- **EXERCISE INSTRUCTIONS**
Each line containing the word "коде" must be collected.

○ ○ ○

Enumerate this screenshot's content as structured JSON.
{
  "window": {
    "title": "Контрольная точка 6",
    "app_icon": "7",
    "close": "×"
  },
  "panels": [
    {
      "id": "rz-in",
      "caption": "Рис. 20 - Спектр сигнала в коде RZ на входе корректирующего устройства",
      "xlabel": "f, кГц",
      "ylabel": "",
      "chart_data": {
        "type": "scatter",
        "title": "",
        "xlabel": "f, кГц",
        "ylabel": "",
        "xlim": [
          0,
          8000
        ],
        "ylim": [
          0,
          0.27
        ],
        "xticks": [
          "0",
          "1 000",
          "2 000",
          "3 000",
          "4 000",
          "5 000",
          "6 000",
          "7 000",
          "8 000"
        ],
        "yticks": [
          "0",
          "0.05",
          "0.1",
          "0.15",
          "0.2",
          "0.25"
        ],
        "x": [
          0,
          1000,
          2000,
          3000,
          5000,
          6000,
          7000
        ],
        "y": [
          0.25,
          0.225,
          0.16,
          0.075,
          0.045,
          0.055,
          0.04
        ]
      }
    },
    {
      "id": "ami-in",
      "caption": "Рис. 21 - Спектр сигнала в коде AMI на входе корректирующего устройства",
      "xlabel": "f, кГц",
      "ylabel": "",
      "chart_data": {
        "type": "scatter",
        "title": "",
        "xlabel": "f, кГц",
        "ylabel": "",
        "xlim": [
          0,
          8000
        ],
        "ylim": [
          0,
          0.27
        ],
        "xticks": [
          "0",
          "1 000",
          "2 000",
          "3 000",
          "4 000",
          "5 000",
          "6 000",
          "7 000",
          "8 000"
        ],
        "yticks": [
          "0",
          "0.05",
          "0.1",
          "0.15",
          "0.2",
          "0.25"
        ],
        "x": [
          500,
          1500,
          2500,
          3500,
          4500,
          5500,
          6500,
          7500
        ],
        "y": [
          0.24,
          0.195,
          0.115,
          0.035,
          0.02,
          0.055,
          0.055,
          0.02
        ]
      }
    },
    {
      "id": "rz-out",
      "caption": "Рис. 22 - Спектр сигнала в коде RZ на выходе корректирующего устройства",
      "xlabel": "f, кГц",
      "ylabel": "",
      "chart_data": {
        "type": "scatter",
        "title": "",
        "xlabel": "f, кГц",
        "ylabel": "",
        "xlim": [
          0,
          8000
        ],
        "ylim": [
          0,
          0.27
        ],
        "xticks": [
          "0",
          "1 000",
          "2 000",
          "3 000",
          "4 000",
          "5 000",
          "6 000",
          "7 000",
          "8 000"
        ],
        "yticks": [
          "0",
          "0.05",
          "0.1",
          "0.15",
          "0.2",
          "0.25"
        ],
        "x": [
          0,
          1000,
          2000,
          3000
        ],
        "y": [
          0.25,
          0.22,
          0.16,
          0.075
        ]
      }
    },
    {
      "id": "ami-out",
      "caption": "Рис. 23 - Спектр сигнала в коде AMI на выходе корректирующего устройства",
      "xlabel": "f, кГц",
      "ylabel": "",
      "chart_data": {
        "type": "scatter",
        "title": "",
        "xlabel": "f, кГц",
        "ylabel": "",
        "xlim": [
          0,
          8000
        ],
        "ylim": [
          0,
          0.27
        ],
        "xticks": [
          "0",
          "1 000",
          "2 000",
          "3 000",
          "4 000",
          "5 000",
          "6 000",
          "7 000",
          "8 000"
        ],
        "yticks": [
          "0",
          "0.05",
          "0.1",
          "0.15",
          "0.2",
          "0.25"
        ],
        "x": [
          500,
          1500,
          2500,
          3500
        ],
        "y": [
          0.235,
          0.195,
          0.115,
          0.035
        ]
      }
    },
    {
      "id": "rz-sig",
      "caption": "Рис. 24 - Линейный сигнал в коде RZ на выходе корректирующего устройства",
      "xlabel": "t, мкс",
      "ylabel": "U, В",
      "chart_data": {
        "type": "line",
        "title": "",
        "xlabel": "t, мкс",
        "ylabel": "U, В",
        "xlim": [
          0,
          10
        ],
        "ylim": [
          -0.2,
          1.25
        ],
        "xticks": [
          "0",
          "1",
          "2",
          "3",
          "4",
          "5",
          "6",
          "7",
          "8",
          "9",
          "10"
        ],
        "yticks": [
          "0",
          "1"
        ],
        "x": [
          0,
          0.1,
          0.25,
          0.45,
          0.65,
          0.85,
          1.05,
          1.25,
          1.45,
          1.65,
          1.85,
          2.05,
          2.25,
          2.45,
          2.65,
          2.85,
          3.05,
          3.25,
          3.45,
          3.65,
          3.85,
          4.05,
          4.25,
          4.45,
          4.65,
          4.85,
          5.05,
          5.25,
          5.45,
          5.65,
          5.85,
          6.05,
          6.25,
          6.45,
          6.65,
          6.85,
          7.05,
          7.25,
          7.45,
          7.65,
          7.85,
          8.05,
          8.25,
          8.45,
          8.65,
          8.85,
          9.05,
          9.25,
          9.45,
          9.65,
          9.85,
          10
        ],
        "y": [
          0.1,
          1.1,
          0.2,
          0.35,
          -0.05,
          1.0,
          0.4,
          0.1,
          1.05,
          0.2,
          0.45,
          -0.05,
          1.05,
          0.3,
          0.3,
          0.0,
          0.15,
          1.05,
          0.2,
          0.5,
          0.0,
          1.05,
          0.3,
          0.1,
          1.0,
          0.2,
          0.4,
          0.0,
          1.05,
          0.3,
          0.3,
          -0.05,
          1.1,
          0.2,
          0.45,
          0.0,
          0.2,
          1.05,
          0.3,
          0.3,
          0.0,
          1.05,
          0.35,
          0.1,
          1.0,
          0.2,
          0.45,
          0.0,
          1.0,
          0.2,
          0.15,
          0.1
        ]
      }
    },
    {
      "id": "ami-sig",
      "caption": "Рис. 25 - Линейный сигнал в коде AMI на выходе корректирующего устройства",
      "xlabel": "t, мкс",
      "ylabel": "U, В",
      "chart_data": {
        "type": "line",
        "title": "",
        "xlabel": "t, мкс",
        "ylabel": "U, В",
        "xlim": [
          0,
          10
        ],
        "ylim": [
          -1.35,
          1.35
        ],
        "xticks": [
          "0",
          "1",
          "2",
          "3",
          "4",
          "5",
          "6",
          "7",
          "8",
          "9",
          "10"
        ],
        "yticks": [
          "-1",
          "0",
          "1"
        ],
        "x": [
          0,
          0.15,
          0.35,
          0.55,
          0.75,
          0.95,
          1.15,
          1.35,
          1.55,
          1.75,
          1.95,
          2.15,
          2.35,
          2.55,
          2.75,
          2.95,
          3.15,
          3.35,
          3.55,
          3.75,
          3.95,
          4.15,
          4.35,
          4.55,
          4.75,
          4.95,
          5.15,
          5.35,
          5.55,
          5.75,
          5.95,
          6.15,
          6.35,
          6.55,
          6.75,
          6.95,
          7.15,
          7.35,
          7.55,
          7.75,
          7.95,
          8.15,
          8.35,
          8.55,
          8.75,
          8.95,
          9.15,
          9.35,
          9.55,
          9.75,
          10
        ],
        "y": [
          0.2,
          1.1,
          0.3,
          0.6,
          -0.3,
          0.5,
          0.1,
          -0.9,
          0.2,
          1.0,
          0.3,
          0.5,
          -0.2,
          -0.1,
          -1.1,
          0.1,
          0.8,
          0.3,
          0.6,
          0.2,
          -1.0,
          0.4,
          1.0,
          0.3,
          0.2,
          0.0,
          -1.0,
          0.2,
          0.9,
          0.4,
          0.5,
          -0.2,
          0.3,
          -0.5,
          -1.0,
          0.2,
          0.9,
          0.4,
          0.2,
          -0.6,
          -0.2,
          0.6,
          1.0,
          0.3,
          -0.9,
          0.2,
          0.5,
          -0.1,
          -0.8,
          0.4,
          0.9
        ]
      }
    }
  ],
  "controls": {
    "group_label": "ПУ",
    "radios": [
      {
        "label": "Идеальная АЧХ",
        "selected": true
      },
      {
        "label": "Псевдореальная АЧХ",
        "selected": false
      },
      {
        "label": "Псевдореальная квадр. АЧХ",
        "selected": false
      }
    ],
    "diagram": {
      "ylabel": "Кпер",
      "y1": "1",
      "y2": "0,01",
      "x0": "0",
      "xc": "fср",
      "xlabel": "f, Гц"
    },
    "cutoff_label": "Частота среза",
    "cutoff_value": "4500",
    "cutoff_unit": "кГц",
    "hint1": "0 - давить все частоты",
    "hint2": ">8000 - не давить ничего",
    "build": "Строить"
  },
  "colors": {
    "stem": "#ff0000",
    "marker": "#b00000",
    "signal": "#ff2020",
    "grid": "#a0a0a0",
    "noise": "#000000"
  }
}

○ ○ ○

- **EXERCISE SOLUTION**
      "caption": "Рис. 20 - Спектр сигнала в коде RZ на входе корректирующего устройства",
      "caption": "Рис. 21 - Спектр сигнала в коде AMI на входе корректирующего устройства",
      "caption": "Рис. 22 - Спектр сигнала в коде RZ на выходе корректирующего устройства",
      "caption": "Рис. 23 - Спектр сигнала в коде AMI на выходе корректирующего устройства",
      "caption": "Рис. 24 - Линейный сигнал в коде RZ на выходе корректирующего устройства",
      "caption": "Рис. 25 - Линейный сигнал в коде AMI на выходе корректирующего устройства",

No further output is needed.